------ Input ------

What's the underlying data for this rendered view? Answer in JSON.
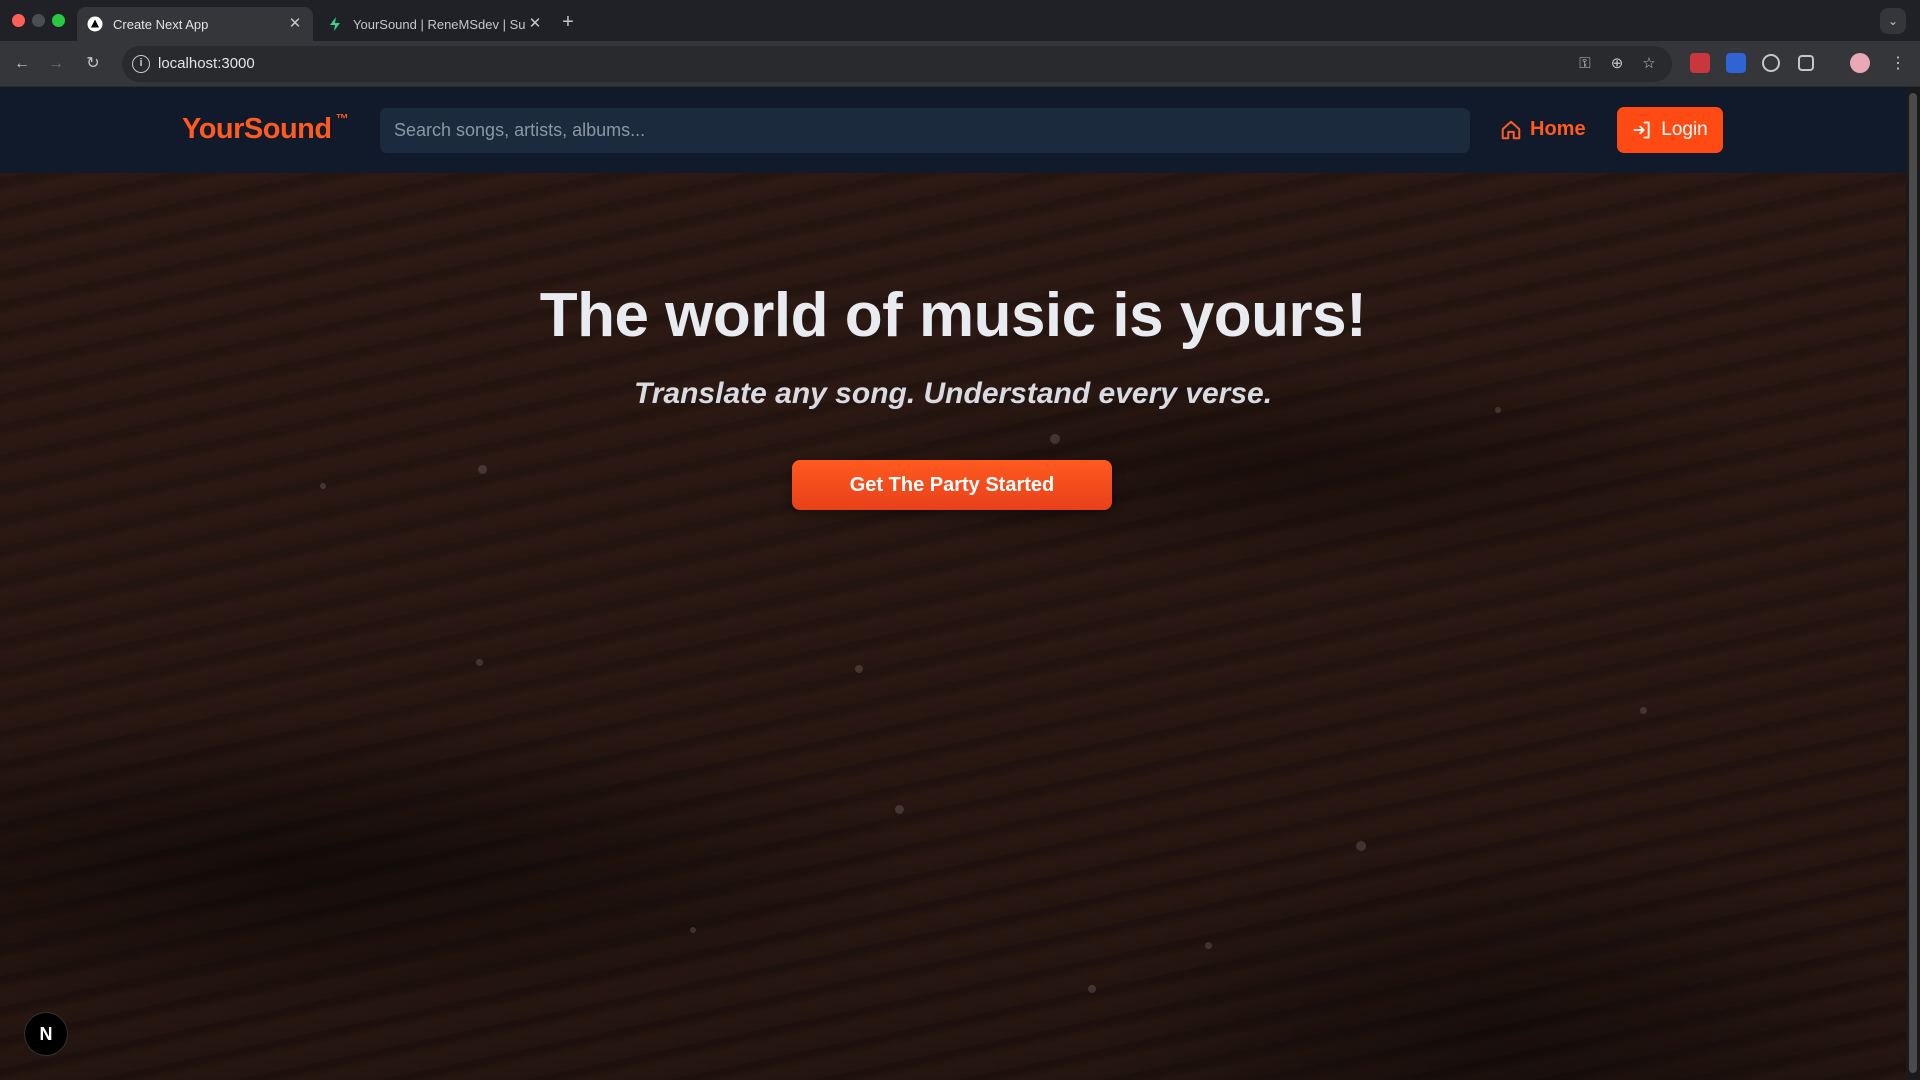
{
  "browser": {
    "tabs": [
      {
        "title": "Create Next App",
        "active": true,
        "favicon": "nextjs-triangle-icon"
      },
      {
        "title": "YourSound | ReneMSdev | Su",
        "active": false,
        "favicon": "supabase-bolt-icon"
      }
    ],
    "url": "localhost:3000"
  },
  "header": {
    "logo": "YourSound",
    "logo_mark": "™",
    "search_placeholder": "Search songs, artists, albums...",
    "home_label": "Home",
    "login_label": "Login"
  },
  "hero": {
    "title": "The world of music is yours!",
    "subtitle": "Translate any song. Understand every verse.",
    "cta_label": "Get The Party Started"
  },
  "badge": {
    "label": "N"
  },
  "colors": {
    "brand_orange": "#ff5a1f",
    "header_bg": "#101a2a",
    "search_bg": "#1b2a3c",
    "hero_text": "#e8ebf0"
  }
}
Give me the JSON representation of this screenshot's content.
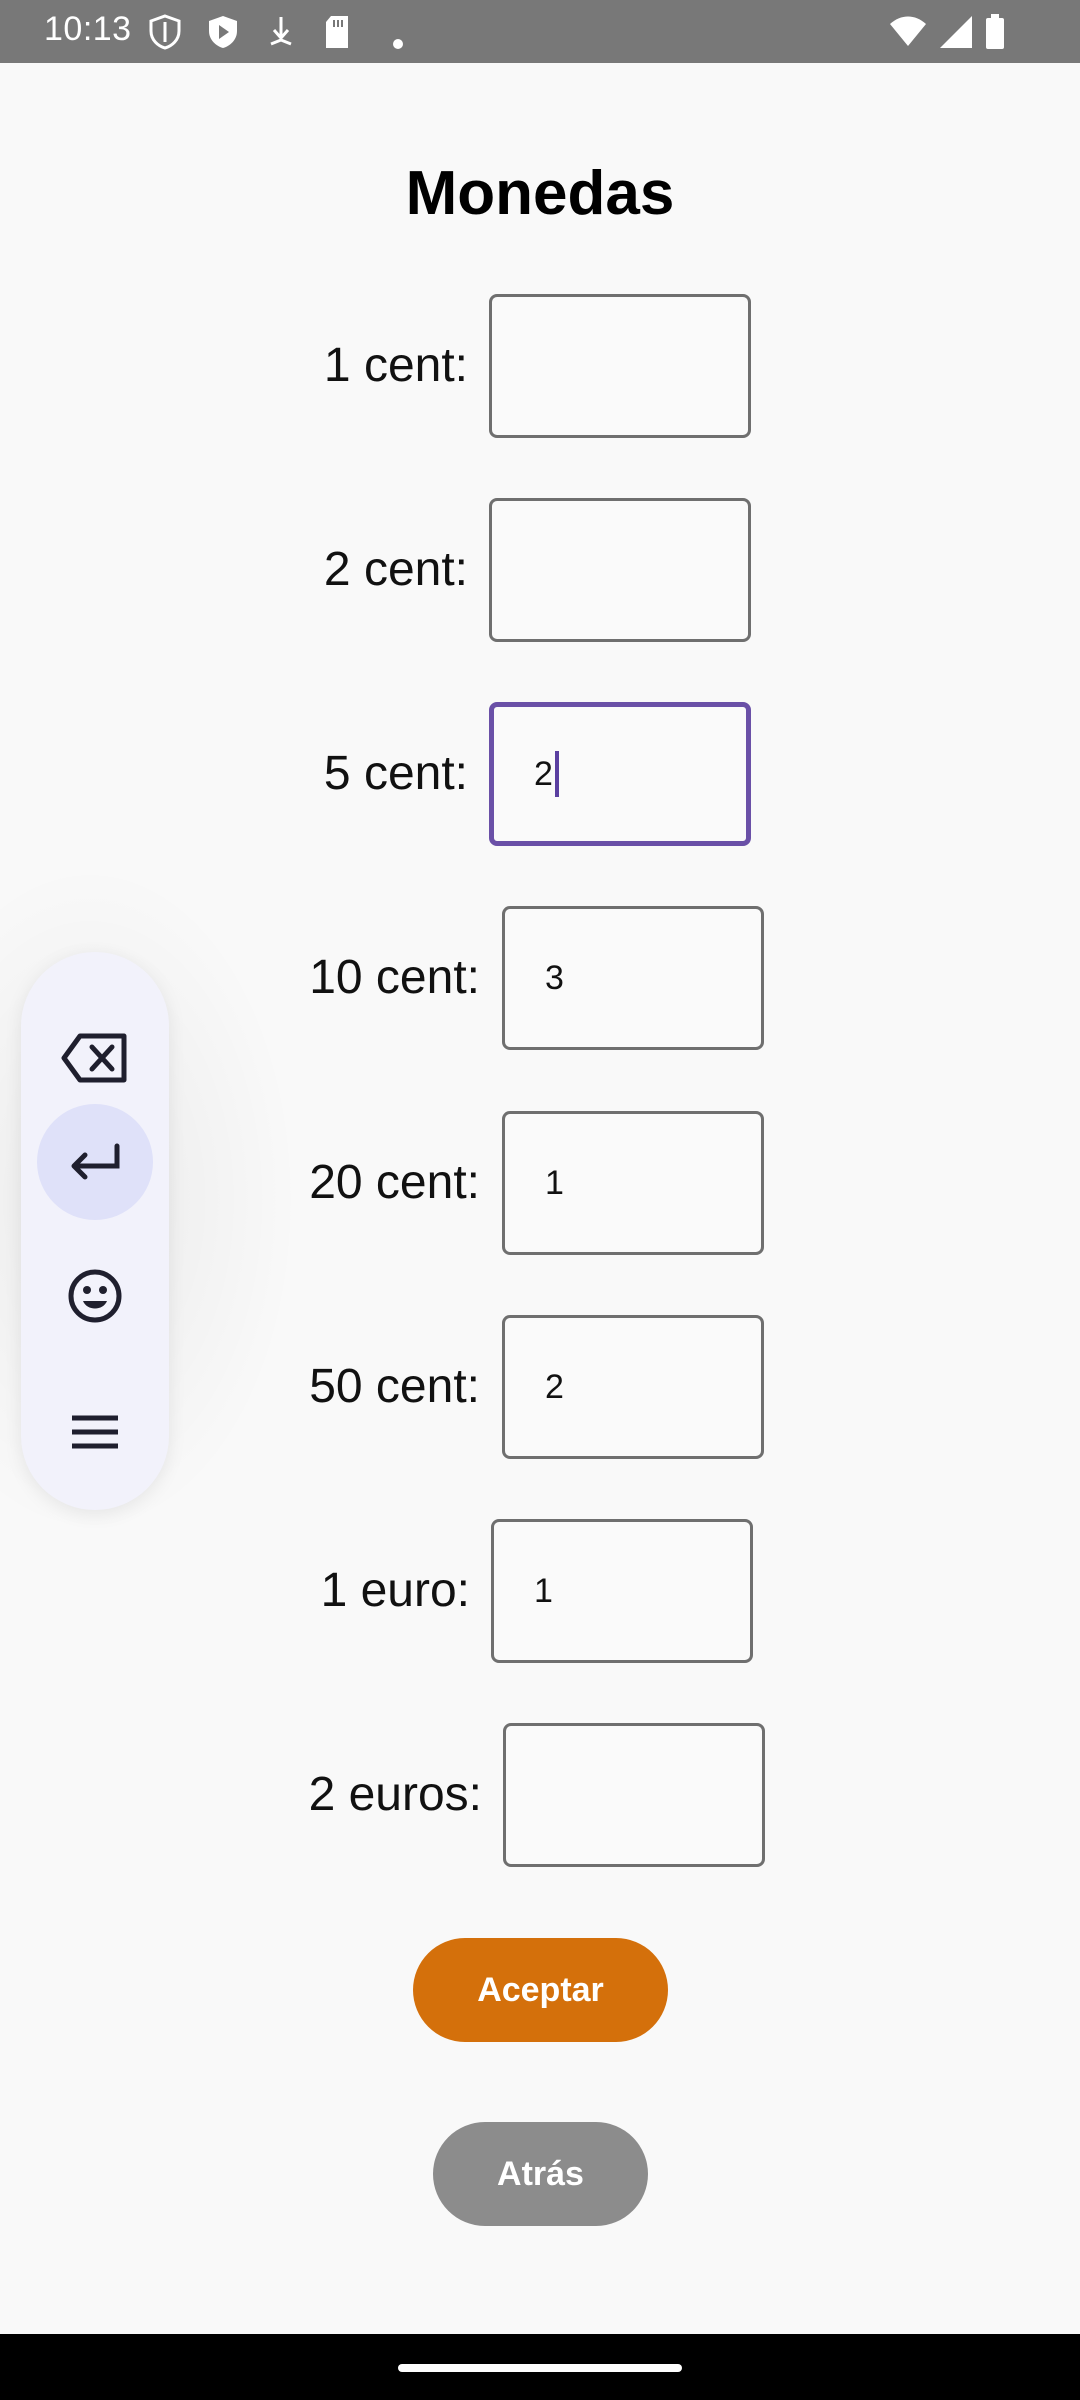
{
  "status_bar": {
    "time": "10:13"
  },
  "title": "Monedas",
  "rows": [
    {
      "label": "1 cent:",
      "value": ""
    },
    {
      "label": "2 cent:",
      "value": ""
    },
    {
      "label": "5 cent:",
      "value": "2"
    },
    {
      "label": "10 cent:",
      "value": "3"
    },
    {
      "label": "20 cent:",
      "value": "1"
    },
    {
      "label": "50 cent:",
      "value": "2"
    },
    {
      "label": "1 euro:",
      "value": "1"
    },
    {
      "label": "2 euros:",
      "value": ""
    }
  ],
  "buttons": {
    "accept": "Aceptar",
    "back": "Atrás"
  },
  "floating_toolbar": {
    "items": [
      "backspace-icon",
      "enter-icon",
      "emoji-icon",
      "menu-icon"
    ],
    "active_item": "enter-icon"
  },
  "colors": {
    "accent": "#d4700b",
    "focus": "#6a50a7",
    "secondary_button": "#8c8c8c"
  }
}
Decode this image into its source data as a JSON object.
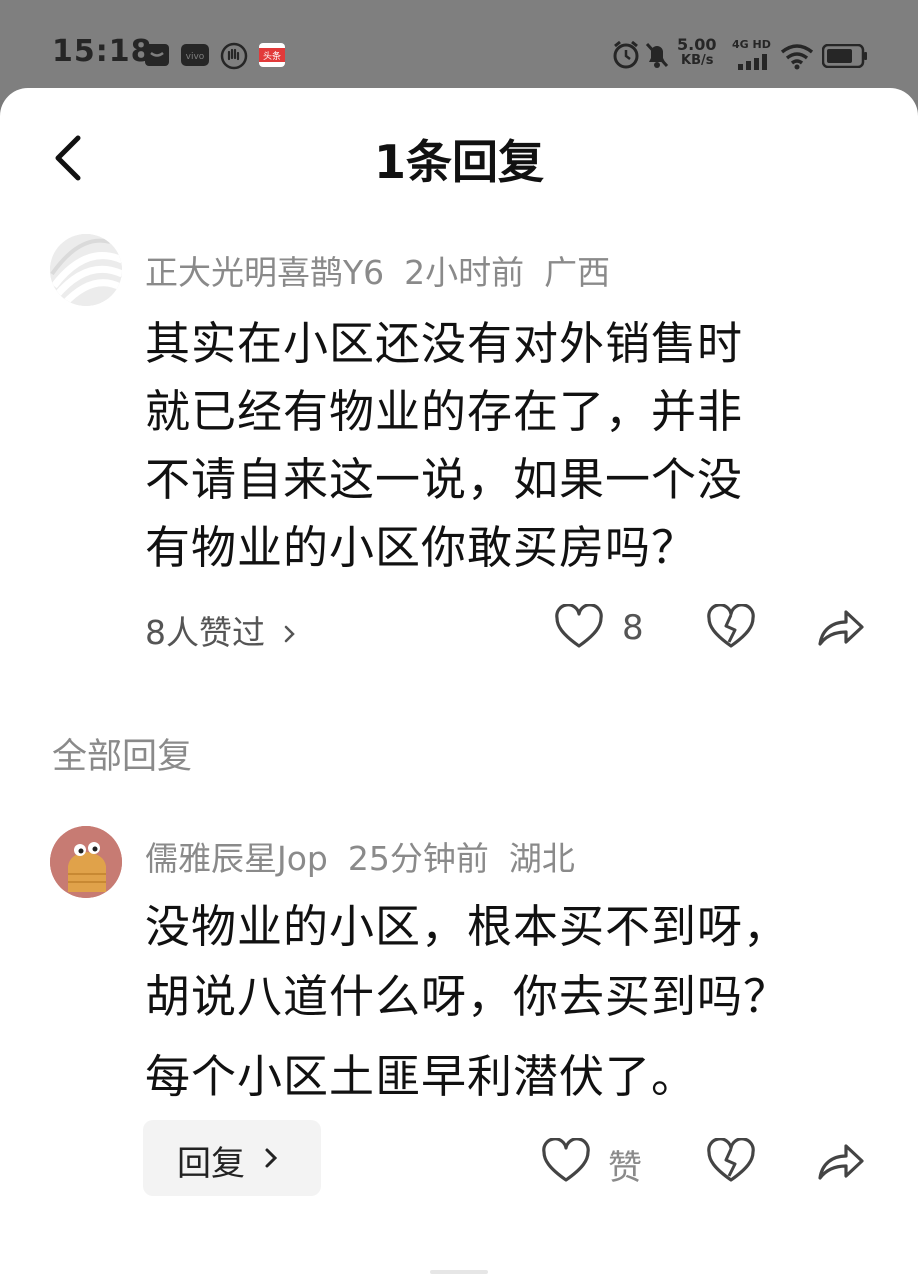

------

Task brief:
Check each line in the listing above for the string "JSON", then report how many lines contain it, with no other text.

Complete response:
3